◆ **What is required**: From the listing below, return each line that includes "marker".

◆ **Records for processing**:
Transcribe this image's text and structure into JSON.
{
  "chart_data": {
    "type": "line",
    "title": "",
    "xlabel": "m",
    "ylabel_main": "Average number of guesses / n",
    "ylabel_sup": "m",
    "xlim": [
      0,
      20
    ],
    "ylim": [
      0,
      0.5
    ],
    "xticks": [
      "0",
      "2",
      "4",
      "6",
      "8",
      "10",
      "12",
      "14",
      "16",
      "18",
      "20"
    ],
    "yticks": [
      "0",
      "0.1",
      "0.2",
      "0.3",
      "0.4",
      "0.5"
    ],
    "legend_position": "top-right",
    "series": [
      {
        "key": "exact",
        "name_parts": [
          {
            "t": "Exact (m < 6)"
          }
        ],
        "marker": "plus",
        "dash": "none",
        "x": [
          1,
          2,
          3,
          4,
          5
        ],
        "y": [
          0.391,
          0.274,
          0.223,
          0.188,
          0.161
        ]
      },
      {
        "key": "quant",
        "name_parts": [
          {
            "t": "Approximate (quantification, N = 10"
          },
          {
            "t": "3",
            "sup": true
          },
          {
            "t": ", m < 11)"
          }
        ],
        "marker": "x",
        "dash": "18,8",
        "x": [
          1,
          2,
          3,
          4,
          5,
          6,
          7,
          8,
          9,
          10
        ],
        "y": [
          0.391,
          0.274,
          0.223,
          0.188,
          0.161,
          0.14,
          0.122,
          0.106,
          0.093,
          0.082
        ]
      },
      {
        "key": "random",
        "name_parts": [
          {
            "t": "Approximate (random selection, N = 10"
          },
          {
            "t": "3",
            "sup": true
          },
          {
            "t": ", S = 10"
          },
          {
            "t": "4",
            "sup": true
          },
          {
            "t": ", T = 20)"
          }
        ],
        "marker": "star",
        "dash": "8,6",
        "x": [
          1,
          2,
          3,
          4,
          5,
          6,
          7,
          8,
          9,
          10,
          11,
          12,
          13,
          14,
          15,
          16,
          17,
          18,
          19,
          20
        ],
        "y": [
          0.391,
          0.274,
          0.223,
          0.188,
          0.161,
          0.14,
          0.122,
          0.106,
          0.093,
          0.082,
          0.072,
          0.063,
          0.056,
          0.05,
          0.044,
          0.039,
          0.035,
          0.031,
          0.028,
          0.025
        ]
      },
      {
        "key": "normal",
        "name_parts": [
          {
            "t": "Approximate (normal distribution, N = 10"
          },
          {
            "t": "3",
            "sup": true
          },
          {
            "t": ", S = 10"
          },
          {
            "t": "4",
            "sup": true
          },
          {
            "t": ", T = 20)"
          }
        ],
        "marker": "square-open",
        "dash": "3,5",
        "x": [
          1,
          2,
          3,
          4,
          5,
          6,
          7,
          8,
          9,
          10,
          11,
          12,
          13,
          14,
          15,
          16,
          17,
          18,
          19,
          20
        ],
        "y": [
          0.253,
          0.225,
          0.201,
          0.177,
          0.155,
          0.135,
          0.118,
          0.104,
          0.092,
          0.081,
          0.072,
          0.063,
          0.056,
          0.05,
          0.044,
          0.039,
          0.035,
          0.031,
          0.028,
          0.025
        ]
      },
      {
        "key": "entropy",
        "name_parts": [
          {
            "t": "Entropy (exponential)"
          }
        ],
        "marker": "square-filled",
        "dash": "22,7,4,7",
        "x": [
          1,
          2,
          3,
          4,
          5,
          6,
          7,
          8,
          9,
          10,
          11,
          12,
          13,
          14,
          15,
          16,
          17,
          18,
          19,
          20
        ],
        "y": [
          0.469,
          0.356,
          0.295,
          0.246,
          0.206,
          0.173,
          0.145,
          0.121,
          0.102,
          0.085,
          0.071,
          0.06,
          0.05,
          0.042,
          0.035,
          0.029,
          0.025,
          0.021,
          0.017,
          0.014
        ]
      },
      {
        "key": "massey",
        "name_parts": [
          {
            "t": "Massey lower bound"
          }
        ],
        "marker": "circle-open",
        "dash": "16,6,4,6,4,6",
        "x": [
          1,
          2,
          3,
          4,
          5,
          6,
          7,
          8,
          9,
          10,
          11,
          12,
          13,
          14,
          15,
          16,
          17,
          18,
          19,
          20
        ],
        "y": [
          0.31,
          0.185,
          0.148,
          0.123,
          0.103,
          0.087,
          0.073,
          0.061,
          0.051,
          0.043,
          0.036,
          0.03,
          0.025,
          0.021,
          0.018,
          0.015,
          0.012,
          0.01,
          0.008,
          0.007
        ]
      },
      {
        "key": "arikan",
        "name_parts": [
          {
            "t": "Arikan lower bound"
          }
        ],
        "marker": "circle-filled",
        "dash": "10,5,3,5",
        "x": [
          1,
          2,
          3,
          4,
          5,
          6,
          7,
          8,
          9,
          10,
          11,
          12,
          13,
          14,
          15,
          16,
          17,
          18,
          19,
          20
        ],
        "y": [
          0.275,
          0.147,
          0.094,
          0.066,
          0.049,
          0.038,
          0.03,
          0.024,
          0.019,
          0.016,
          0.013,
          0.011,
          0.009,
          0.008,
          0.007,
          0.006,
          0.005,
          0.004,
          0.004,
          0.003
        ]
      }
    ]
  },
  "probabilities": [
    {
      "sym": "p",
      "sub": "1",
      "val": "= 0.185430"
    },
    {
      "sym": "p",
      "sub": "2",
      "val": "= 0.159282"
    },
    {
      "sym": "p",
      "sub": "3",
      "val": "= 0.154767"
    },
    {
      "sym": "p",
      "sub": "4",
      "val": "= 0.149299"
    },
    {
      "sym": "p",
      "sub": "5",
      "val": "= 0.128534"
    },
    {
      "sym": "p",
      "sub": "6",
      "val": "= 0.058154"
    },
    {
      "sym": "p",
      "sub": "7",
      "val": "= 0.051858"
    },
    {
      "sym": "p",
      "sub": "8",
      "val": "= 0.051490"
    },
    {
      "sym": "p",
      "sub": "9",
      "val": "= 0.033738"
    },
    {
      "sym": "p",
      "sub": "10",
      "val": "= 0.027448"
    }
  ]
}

◆ **Completed task**:
        "marker": "plus",
        "marker": "x",
        "marker": "star",
        "marker": "square-open",
        "marker": "square-filled",
        "marker": "circle-open",
        "marker": "circle-filled",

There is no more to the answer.